_WRITTEN TASK_:
Can you transcribe every line exactly and leave the pictures behind?

-- start --

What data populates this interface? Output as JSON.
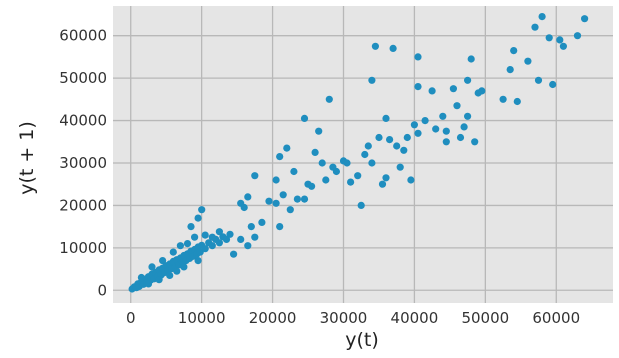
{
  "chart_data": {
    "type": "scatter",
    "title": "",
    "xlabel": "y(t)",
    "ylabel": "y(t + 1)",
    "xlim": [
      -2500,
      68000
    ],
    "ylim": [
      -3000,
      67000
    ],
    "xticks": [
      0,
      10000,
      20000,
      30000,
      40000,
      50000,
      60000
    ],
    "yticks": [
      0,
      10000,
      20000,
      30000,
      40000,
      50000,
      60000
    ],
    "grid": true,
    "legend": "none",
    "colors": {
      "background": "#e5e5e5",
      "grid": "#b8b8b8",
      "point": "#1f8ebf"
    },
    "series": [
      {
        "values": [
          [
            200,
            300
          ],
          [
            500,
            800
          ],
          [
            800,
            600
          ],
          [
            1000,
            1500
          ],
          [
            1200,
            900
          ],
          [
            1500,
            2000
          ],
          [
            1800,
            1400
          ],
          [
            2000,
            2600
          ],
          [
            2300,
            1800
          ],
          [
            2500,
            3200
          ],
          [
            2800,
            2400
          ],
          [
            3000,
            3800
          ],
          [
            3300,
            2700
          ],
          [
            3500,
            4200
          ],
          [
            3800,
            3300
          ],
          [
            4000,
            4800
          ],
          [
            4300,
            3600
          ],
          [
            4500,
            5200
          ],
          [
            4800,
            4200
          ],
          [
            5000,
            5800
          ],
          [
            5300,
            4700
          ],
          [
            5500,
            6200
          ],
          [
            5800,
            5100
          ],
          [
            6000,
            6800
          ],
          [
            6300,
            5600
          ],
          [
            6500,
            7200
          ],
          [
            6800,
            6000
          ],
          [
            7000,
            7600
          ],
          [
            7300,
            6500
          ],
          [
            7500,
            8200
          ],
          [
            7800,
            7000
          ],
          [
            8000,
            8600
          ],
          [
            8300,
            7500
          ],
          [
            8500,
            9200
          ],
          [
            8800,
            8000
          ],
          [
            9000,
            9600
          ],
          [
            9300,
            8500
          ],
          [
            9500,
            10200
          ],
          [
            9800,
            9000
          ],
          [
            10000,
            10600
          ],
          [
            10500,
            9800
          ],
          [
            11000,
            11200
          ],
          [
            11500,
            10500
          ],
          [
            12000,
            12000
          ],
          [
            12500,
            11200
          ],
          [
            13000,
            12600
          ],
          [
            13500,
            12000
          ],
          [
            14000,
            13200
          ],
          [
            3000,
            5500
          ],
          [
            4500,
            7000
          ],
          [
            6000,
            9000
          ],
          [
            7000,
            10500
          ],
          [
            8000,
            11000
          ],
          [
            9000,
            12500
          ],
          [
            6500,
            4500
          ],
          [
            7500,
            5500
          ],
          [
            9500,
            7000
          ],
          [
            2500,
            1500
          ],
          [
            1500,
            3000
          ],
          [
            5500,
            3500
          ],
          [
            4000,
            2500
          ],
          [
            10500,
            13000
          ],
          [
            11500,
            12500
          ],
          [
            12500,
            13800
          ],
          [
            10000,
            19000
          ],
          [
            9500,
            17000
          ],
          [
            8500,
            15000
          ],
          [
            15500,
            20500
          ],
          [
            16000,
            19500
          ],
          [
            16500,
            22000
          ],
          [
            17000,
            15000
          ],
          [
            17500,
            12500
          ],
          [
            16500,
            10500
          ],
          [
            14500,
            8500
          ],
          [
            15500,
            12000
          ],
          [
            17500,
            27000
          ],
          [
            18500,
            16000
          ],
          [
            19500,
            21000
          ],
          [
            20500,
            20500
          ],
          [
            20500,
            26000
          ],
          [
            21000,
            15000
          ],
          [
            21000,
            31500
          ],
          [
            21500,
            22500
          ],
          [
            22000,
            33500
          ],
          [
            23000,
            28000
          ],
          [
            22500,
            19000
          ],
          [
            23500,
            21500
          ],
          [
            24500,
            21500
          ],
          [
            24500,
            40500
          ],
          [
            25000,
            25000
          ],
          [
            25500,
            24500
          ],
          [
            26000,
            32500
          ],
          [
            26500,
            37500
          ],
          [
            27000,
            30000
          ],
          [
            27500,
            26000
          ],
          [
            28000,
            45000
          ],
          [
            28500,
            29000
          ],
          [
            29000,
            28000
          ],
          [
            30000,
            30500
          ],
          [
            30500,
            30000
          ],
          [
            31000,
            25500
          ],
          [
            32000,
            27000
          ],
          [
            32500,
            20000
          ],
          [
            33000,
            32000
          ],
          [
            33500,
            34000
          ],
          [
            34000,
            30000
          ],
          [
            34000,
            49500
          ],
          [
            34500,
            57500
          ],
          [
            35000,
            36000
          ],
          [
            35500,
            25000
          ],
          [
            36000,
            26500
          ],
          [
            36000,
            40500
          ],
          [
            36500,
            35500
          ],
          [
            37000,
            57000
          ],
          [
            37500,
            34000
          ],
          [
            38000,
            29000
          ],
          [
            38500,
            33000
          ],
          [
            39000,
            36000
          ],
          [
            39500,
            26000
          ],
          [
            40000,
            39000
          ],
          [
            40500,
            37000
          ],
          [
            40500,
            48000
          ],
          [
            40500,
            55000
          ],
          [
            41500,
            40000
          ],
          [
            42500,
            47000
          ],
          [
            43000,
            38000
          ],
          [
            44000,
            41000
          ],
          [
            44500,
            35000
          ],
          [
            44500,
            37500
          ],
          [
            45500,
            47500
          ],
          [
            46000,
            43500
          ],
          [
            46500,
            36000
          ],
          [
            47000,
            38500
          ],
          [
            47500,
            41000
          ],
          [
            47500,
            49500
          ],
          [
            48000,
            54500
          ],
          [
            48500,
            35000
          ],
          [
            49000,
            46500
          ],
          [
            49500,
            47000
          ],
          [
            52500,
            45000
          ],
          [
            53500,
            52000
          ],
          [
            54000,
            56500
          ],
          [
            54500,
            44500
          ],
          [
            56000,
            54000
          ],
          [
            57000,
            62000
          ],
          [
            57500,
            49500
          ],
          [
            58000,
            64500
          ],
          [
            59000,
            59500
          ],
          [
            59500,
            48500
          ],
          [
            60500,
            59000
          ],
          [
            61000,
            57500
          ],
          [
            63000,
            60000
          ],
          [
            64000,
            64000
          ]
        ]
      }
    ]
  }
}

-- end --

_FINISHED EXERCISE_:
What data populates this interface? Output as JSON.
{
  "chart_data": {
    "type": "scatter",
    "title": "",
    "xlabel": "y(t)",
    "ylabel": "y(t + 1)",
    "xlim": [
      -2500,
      68000
    ],
    "ylim": [
      -3000,
      67000
    ],
    "xticks": [
      0,
      10000,
      20000,
      30000,
      40000,
      50000,
      60000
    ],
    "yticks": [
      0,
      10000,
      20000,
      30000,
      40000,
      50000,
      60000
    ],
    "grid": true,
    "legend": "none",
    "colors": {
      "background": "#e5e5e5",
      "grid": "#b8b8b8",
      "point": "#1f8ebf"
    },
    "series": [
      {
        "values": [
          [
            200,
            300
          ],
          [
            500,
            800
          ],
          [
            800,
            600
          ],
          [
            1000,
            1500
          ],
          [
            1200,
            900
          ],
          [
            1500,
            2000
          ],
          [
            1800,
            1400
          ],
          [
            2000,
            2600
          ],
          [
            2300,
            1800
          ],
          [
            2500,
            3200
          ],
          [
            2800,
            2400
          ],
          [
            3000,
            3800
          ],
          [
            3300,
            2700
          ],
          [
            3500,
            4200
          ],
          [
            3800,
            3300
          ],
          [
            4000,
            4800
          ],
          [
            4300,
            3600
          ],
          [
            4500,
            5200
          ],
          [
            4800,
            4200
          ],
          [
            5000,
            5800
          ],
          [
            5300,
            4700
          ],
          [
            5500,
            6200
          ],
          [
            5800,
            5100
          ],
          [
            6000,
            6800
          ],
          [
            6300,
            5600
          ],
          [
            6500,
            7200
          ],
          [
            6800,
            6000
          ],
          [
            7000,
            7600
          ],
          [
            7300,
            6500
          ],
          [
            7500,
            8200
          ],
          [
            7800,
            7000
          ],
          [
            8000,
            8600
          ],
          [
            8300,
            7500
          ],
          [
            8500,
            9200
          ],
          [
            8800,
            8000
          ],
          [
            9000,
            9600
          ],
          [
            9300,
            8500
          ],
          [
            9500,
            10200
          ],
          [
            9800,
            9000
          ],
          [
            10000,
            10600
          ],
          [
            10500,
            9800
          ],
          [
            11000,
            11200
          ],
          [
            11500,
            10500
          ],
          [
            12000,
            12000
          ],
          [
            12500,
            11200
          ],
          [
            13000,
            12600
          ],
          [
            13500,
            12000
          ],
          [
            14000,
            13200
          ],
          [
            3000,
            5500
          ],
          [
            4500,
            7000
          ],
          [
            6000,
            9000
          ],
          [
            7000,
            10500
          ],
          [
            8000,
            11000
          ],
          [
            9000,
            12500
          ],
          [
            6500,
            4500
          ],
          [
            7500,
            5500
          ],
          [
            9500,
            7000
          ],
          [
            2500,
            1500
          ],
          [
            1500,
            3000
          ],
          [
            5500,
            3500
          ],
          [
            4000,
            2500
          ],
          [
            10500,
            13000
          ],
          [
            11500,
            12500
          ],
          [
            12500,
            13800
          ],
          [
            10000,
            19000
          ],
          [
            9500,
            17000
          ],
          [
            8500,
            15000
          ],
          [
            15500,
            20500
          ],
          [
            16000,
            19500
          ],
          [
            16500,
            22000
          ],
          [
            17000,
            15000
          ],
          [
            17500,
            12500
          ],
          [
            16500,
            10500
          ],
          [
            14500,
            8500
          ],
          [
            15500,
            12000
          ],
          [
            17500,
            27000
          ],
          [
            18500,
            16000
          ],
          [
            19500,
            21000
          ],
          [
            20500,
            20500
          ],
          [
            20500,
            26000
          ],
          [
            21000,
            15000
          ],
          [
            21000,
            31500
          ],
          [
            21500,
            22500
          ],
          [
            22000,
            33500
          ],
          [
            23000,
            28000
          ],
          [
            22500,
            19000
          ],
          [
            23500,
            21500
          ],
          [
            24500,
            21500
          ],
          [
            24500,
            40500
          ],
          [
            25000,
            25000
          ],
          [
            25500,
            24500
          ],
          [
            26000,
            32500
          ],
          [
            26500,
            37500
          ],
          [
            27000,
            30000
          ],
          [
            27500,
            26000
          ],
          [
            28000,
            45000
          ],
          [
            28500,
            29000
          ],
          [
            29000,
            28000
          ],
          [
            30000,
            30500
          ],
          [
            30500,
            30000
          ],
          [
            31000,
            25500
          ],
          [
            32000,
            27000
          ],
          [
            32500,
            20000
          ],
          [
            33000,
            32000
          ],
          [
            33500,
            34000
          ],
          [
            34000,
            30000
          ],
          [
            34000,
            49500
          ],
          [
            34500,
            57500
          ],
          [
            35000,
            36000
          ],
          [
            35500,
            25000
          ],
          [
            36000,
            26500
          ],
          [
            36000,
            40500
          ],
          [
            36500,
            35500
          ],
          [
            37000,
            57000
          ],
          [
            37500,
            34000
          ],
          [
            38000,
            29000
          ],
          [
            38500,
            33000
          ],
          [
            39000,
            36000
          ],
          [
            39500,
            26000
          ],
          [
            40000,
            39000
          ],
          [
            40500,
            37000
          ],
          [
            40500,
            48000
          ],
          [
            40500,
            55000
          ],
          [
            41500,
            40000
          ],
          [
            42500,
            47000
          ],
          [
            43000,
            38000
          ],
          [
            44000,
            41000
          ],
          [
            44500,
            35000
          ],
          [
            44500,
            37500
          ],
          [
            45500,
            47500
          ],
          [
            46000,
            43500
          ],
          [
            46500,
            36000
          ],
          [
            47000,
            38500
          ],
          [
            47500,
            41000
          ],
          [
            47500,
            49500
          ],
          [
            48000,
            54500
          ],
          [
            48500,
            35000
          ],
          [
            49000,
            46500
          ],
          [
            49500,
            47000
          ],
          [
            52500,
            45000
          ],
          [
            53500,
            52000
          ],
          [
            54000,
            56500
          ],
          [
            54500,
            44500
          ],
          [
            56000,
            54000
          ],
          [
            57000,
            62000
          ],
          [
            57500,
            49500
          ],
          [
            58000,
            64500
          ],
          [
            59000,
            59500
          ],
          [
            59500,
            48500
          ],
          [
            60500,
            59000
          ],
          [
            61000,
            57500
          ],
          [
            63000,
            60000
          ],
          [
            64000,
            64000
          ]
        ]
      }
    ]
  }
}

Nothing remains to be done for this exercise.